REQUIRED TASK —
Copy every line in which the string "expenditure" occurs.
## begin RECORDED INFORMATION
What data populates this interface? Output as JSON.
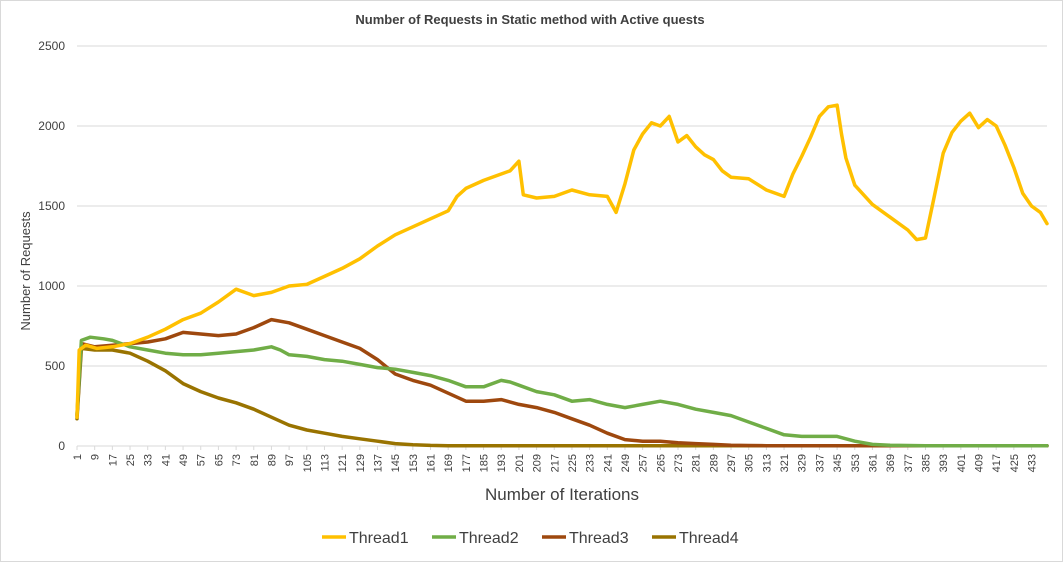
{
  "chart_data": {
    "type": "line",
    "title": "Number of Requests in Static method with Active quests",
    "xlabel": "Number of Iterations",
    "ylabel": "Number of Requests",
    "xlim": [
      1,
      440
    ],
    "ylim": [
      0,
      2500
    ],
    "y_ticks": [
      "0",
      "500",
      "1000",
      "1500",
      "2000",
      "2500"
    ],
    "x_ticks": [
      "1",
      "9",
      "17",
      "25",
      "33",
      "41",
      "49",
      "57",
      "65",
      "73",
      "81",
      "89",
      "97",
      "105",
      "113",
      "121",
      "129",
      "137",
      "145",
      "153",
      "161",
      "169",
      "177",
      "185",
      "193",
      "201",
      "209",
      "217",
      "225",
      "233",
      "241",
      "249",
      "257",
      "265",
      "273",
      "281",
      "289",
      "297",
      "305",
      "313",
      "321",
      "329",
      "337",
      "345",
      "353",
      "361",
      "369",
      "377",
      "385",
      "393",
      "401",
      "409",
      "417",
      "425",
      "433"
    ],
    "grid": "horizontal",
    "legend_position": "bottom",
    "series": [
      {
        "name": "Thread1",
        "color": "#FFC000",
        "points": [
          [
            1,
            180
          ],
          [
            2,
            600
          ],
          [
            5,
            630
          ],
          [
            10,
            610
          ],
          [
            17,
            620
          ],
          [
            25,
            640
          ],
          [
            33,
            680
          ],
          [
            41,
            730
          ],
          [
            49,
            790
          ],
          [
            57,
            830
          ],
          [
            65,
            900
          ],
          [
            73,
            980
          ],
          [
            77,
            960
          ],
          [
            81,
            940
          ],
          [
            89,
            960
          ],
          [
            97,
            1000
          ],
          [
            105,
            1010
          ],
          [
            113,
            1060
          ],
          [
            121,
            1110
          ],
          [
            129,
            1170
          ],
          [
            137,
            1250
          ],
          [
            145,
            1320
          ],
          [
            153,
            1370
          ],
          [
            161,
            1420
          ],
          [
            169,
            1470
          ],
          [
            173,
            1560
          ],
          [
            177,
            1610
          ],
          [
            185,
            1660
          ],
          [
            193,
            1700
          ],
          [
            197,
            1720
          ],
          [
            201,
            1780
          ],
          [
            203,
            1570
          ],
          [
            209,
            1550
          ],
          [
            217,
            1560
          ],
          [
            225,
            1600
          ],
          [
            233,
            1570
          ],
          [
            241,
            1560
          ],
          [
            245,
            1460
          ],
          [
            249,
            1640
          ],
          [
            253,
            1850
          ],
          [
            257,
            1950
          ],
          [
            261,
            2020
          ],
          [
            265,
            2000
          ],
          [
            269,
            2060
          ],
          [
            273,
            1900
          ],
          [
            277,
            1940
          ],
          [
            281,
            1870
          ],
          [
            285,
            1820
          ],
          [
            289,
            1790
          ],
          [
            293,
            1720
          ],
          [
            297,
            1680
          ],
          [
            305,
            1670
          ],
          [
            313,
            1600
          ],
          [
            321,
            1560
          ],
          [
            325,
            1700
          ],
          [
            329,
            1810
          ],
          [
            333,
            1930
          ],
          [
            337,
            2060
          ],
          [
            341,
            2120
          ],
          [
            345,
            2130
          ],
          [
            347,
            1950
          ],
          [
            349,
            1800
          ],
          [
            353,
            1630
          ],
          [
            361,
            1510
          ],
          [
            369,
            1430
          ],
          [
            377,
            1350
          ],
          [
            381,
            1290
          ],
          [
            385,
            1300
          ],
          [
            389,
            1560
          ],
          [
            393,
            1830
          ],
          [
            397,
            1960
          ],
          [
            401,
            2030
          ],
          [
            405,
            2080
          ],
          [
            409,
            1990
          ],
          [
            413,
            2040
          ],
          [
            417,
            2000
          ],
          [
            421,
            1880
          ],
          [
            425,
            1740
          ],
          [
            429,
            1580
          ],
          [
            433,
            1500
          ],
          [
            437,
            1460
          ],
          [
            440,
            1390
          ]
        ]
      },
      {
        "name": "Thread2",
        "color": "#70AD47",
        "points": [
          [
            1,
            200
          ],
          [
            3,
            660
          ],
          [
            7,
            680
          ],
          [
            13,
            670
          ],
          [
            17,
            660
          ],
          [
            25,
            620
          ],
          [
            33,
            600
          ],
          [
            41,
            580
          ],
          [
            49,
            570
          ],
          [
            57,
            570
          ],
          [
            65,
            580
          ],
          [
            73,
            590
          ],
          [
            81,
            600
          ],
          [
            89,
            620
          ],
          [
            93,
            600
          ],
          [
            97,
            570
          ],
          [
            105,
            560
          ],
          [
            113,
            540
          ],
          [
            121,
            530
          ],
          [
            129,
            510
          ],
          [
            137,
            490
          ],
          [
            145,
            480
          ],
          [
            153,
            460
          ],
          [
            161,
            440
          ],
          [
            169,
            410
          ],
          [
            177,
            370
          ],
          [
            185,
            370
          ],
          [
            193,
            410
          ],
          [
            197,
            400
          ],
          [
            201,
            380
          ],
          [
            209,
            340
          ],
          [
            217,
            320
          ],
          [
            225,
            280
          ],
          [
            233,
            290
          ],
          [
            241,
            260
          ],
          [
            245,
            250
          ],
          [
            249,
            240
          ],
          [
            257,
            260
          ],
          [
            265,
            280
          ],
          [
            273,
            260
          ],
          [
            281,
            230
          ],
          [
            289,
            210
          ],
          [
            297,
            190
          ],
          [
            305,
            150
          ],
          [
            313,
            110
          ],
          [
            321,
            70
          ],
          [
            329,
            60
          ],
          [
            337,
            60
          ],
          [
            345,
            60
          ],
          [
            353,
            30
          ],
          [
            361,
            10
          ],
          [
            369,
            5
          ],
          [
            377,
            3
          ],
          [
            385,
            2
          ],
          [
            393,
            2
          ],
          [
            401,
            1
          ],
          [
            409,
            1
          ],
          [
            417,
            1
          ],
          [
            425,
            1
          ],
          [
            433,
            1
          ],
          [
            440,
            1
          ]
        ]
      },
      {
        "name": "Thread3",
        "color": "#9E480E",
        "points": [
          [
            1,
            190
          ],
          [
            3,
            640
          ],
          [
            9,
            620
          ],
          [
            17,
            630
          ],
          [
            25,
            640
          ],
          [
            33,
            650
          ],
          [
            41,
            670
          ],
          [
            49,
            710
          ],
          [
            57,
            700
          ],
          [
            65,
            690
          ],
          [
            73,
            700
          ],
          [
            81,
            740
          ],
          [
            89,
            790
          ],
          [
            97,
            770
          ],
          [
            105,
            730
          ],
          [
            113,
            690
          ],
          [
            121,
            650
          ],
          [
            129,
            610
          ],
          [
            137,
            540
          ],
          [
            145,
            450
          ],
          [
            153,
            410
          ],
          [
            161,
            380
          ],
          [
            169,
            330
          ],
          [
            177,
            280
          ],
          [
            185,
            280
          ],
          [
            193,
            290
          ],
          [
            201,
            260
          ],
          [
            209,
            240
          ],
          [
            217,
            210
          ],
          [
            225,
            170
          ],
          [
            233,
            130
          ],
          [
            241,
            80
          ],
          [
            249,
            40
          ],
          [
            257,
            30
          ],
          [
            265,
            30
          ],
          [
            273,
            20
          ],
          [
            281,
            15
          ],
          [
            289,
            10
          ],
          [
            297,
            5
          ],
          [
            305,
            3
          ],
          [
            313,
            2
          ],
          [
            321,
            1
          ],
          [
            329,
            1
          ],
          [
            337,
            1
          ],
          [
            345,
            1
          ],
          [
            353,
            1
          ],
          [
            361,
            1
          ],
          [
            369,
            1
          ],
          [
            377,
            1
          ],
          [
            385,
            1
          ],
          [
            393,
            1
          ],
          [
            401,
            1
          ],
          [
            409,
            1
          ],
          [
            417,
            1
          ],
          [
            425,
            1
          ],
          [
            433,
            1
          ],
          [
            440,
            1
          ]
        ]
      },
      {
        "name": "Thread4",
        "color": "#997300",
        "points": [
          [
            1,
            170
          ],
          [
            3,
            610
          ],
          [
            9,
            600
          ],
          [
            17,
            600
          ],
          [
            25,
            580
          ],
          [
            33,
            530
          ],
          [
            41,
            470
          ],
          [
            49,
            390
          ],
          [
            57,
            340
          ],
          [
            65,
            300
          ],
          [
            73,
            270
          ],
          [
            81,
            230
          ],
          [
            89,
            180
          ],
          [
            97,
            130
          ],
          [
            105,
            100
          ],
          [
            113,
            80
          ],
          [
            121,
            60
          ],
          [
            129,
            45
          ],
          [
            137,
            30
          ],
          [
            145,
            15
          ],
          [
            153,
            8
          ],
          [
            161,
            4
          ],
          [
            169,
            2
          ],
          [
            177,
            1
          ],
          [
            185,
            1
          ],
          [
            193,
            1
          ],
          [
            201,
            1
          ],
          [
            209,
            1
          ],
          [
            217,
            1
          ],
          [
            225,
            1
          ],
          [
            233,
            1
          ],
          [
            241,
            1
          ],
          [
            249,
            1
          ],
          [
            257,
            1
          ],
          [
            265,
            1
          ],
          [
            273,
            1
          ],
          [
            281,
            1
          ],
          [
            289,
            1
          ],
          [
            297,
            1
          ],
          [
            305,
            1
          ],
          [
            313,
            1
          ],
          [
            321,
            1
          ],
          [
            329,
            1
          ],
          [
            337,
            1
          ],
          [
            345,
            1
          ],
          [
            353,
            1
          ],
          [
            361,
            1
          ],
          [
            369,
            1
          ],
          [
            377,
            1
          ],
          [
            385,
            1
          ],
          [
            393,
            1
          ],
          [
            401,
            1
          ],
          [
            409,
            1
          ],
          [
            417,
            1
          ],
          [
            425,
            1
          ],
          [
            433,
            1
          ],
          [
            440,
            1
          ]
        ]
      }
    ]
  }
}
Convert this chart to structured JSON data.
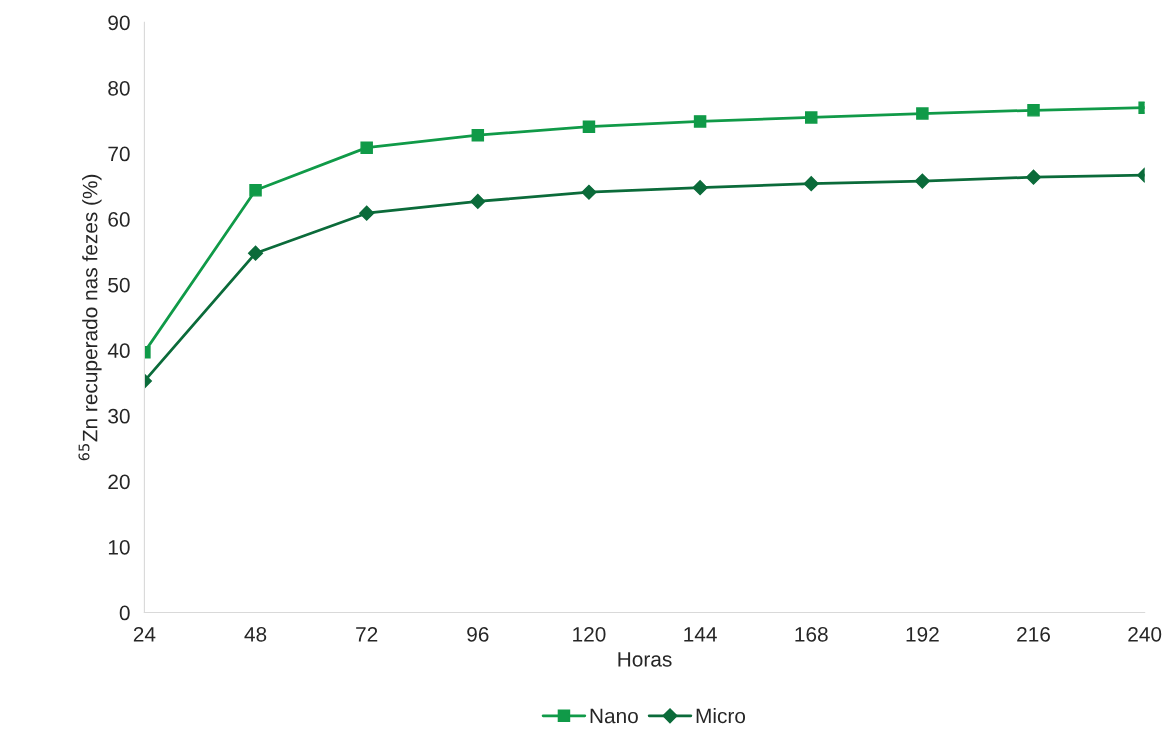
{
  "chart_data": {
    "type": "line",
    "xlabel": "Horas",
    "ylabel": "$^{65}$Zn recuperado nas fezes (%)",
    "x": [
      24,
      48,
      72,
      96,
      120,
      144,
      168,
      192,
      216,
      240
    ],
    "series": [
      {
        "name": "Nano",
        "color": "#109a48",
        "marker": "square",
        "values": [
          39.7,
          64.4,
          70.9,
          72.8,
          74.1,
          74.9,
          75.5,
          76.1,
          76.6,
          77.0
        ]
      },
      {
        "name": "Micro",
        "color": "#0b6b3a",
        "marker": "diamond",
        "values": [
          35.3,
          54.8,
          60.9,
          62.7,
          64.1,
          64.8,
          65.4,
          65.8,
          66.4,
          66.7
        ]
      }
    ],
    "xlim": [
      24,
      240
    ],
    "xticks": [
      24,
      48,
      72,
      96,
      120,
      144,
      168,
      192,
      216,
      240
    ],
    "ylim": [
      0,
      90
    ],
    "yticks": [
      0,
      10,
      20,
      30,
      40,
      50,
      60,
      70,
      80,
      90
    ],
    "grid": false,
    "legend": "bottom",
    "line_style": "solid"
  }
}
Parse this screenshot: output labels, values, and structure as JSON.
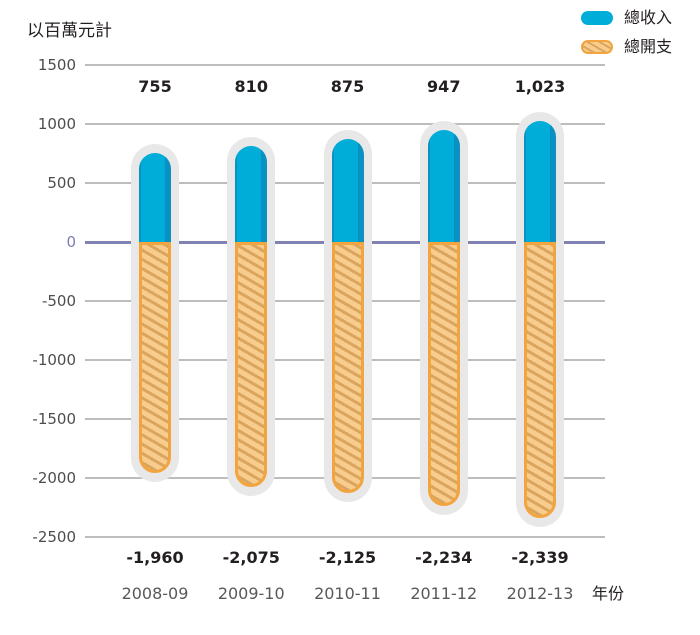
{
  "title": {
    "unit_label": "以百萬元計",
    "x_axis_label": "年份"
  },
  "legend": {
    "items": [
      {
        "label": "總收入",
        "type": "income"
      },
      {
        "label": "總開支",
        "type": "expenditure"
      }
    ]
  },
  "colors": {
    "income": "#00acd8",
    "income_edge": "#0b90c2",
    "expense_border": "#f2a43f",
    "expense_light": "#f8cc8c",
    "expense_stripe": "#dba55e",
    "capsule_track": "#e8e8e8",
    "gridline": "#bdbdbd",
    "zero_line": "#8082b4",
    "tick_text": "#4d4d4f",
    "zero_tick_text": "#7b7db1",
    "value_text": "#231f20",
    "year_text": "#58595b"
  },
  "chart_data": {
    "type": "bar",
    "categories": [
      "2008-09",
      "2009-10",
      "2010-11",
      "2011-12",
      "2012-13"
    ],
    "series": [
      {
        "name": "總收入",
        "values": [
          755,
          810,
          875,
          947,
          1023
        ],
        "labels": [
          "755",
          "810",
          "875",
          "947",
          "1,023"
        ],
        "color": "#00acd8"
      },
      {
        "name": "總開支",
        "values": [
          -1960,
          -2075,
          -2125,
          -2234,
          -2339
        ],
        "labels": [
          "-1,960",
          "-2,075",
          "-2,125",
          "-2,234",
          "-2,339"
        ],
        "color": "#f2a43f"
      }
    ],
    "ylabel": "以百萬元計",
    "xlabel": "年份",
    "yticks": [
      1500,
      1000,
      500,
      0,
      -500,
      -1000,
      -1500,
      -2000,
      -2500
    ],
    "ylim": [
      -2500,
      1500
    ],
    "grid": true,
    "legend_position": "top-right",
    "bar_style": "rounded-capsule, expenditure hatched"
  }
}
## end RECORDED INFORMATION
SOLUTION FOR THIS TASK —
        "type": "expenditure"
    "bar_style": "rounded-capsule, expenditure hatched"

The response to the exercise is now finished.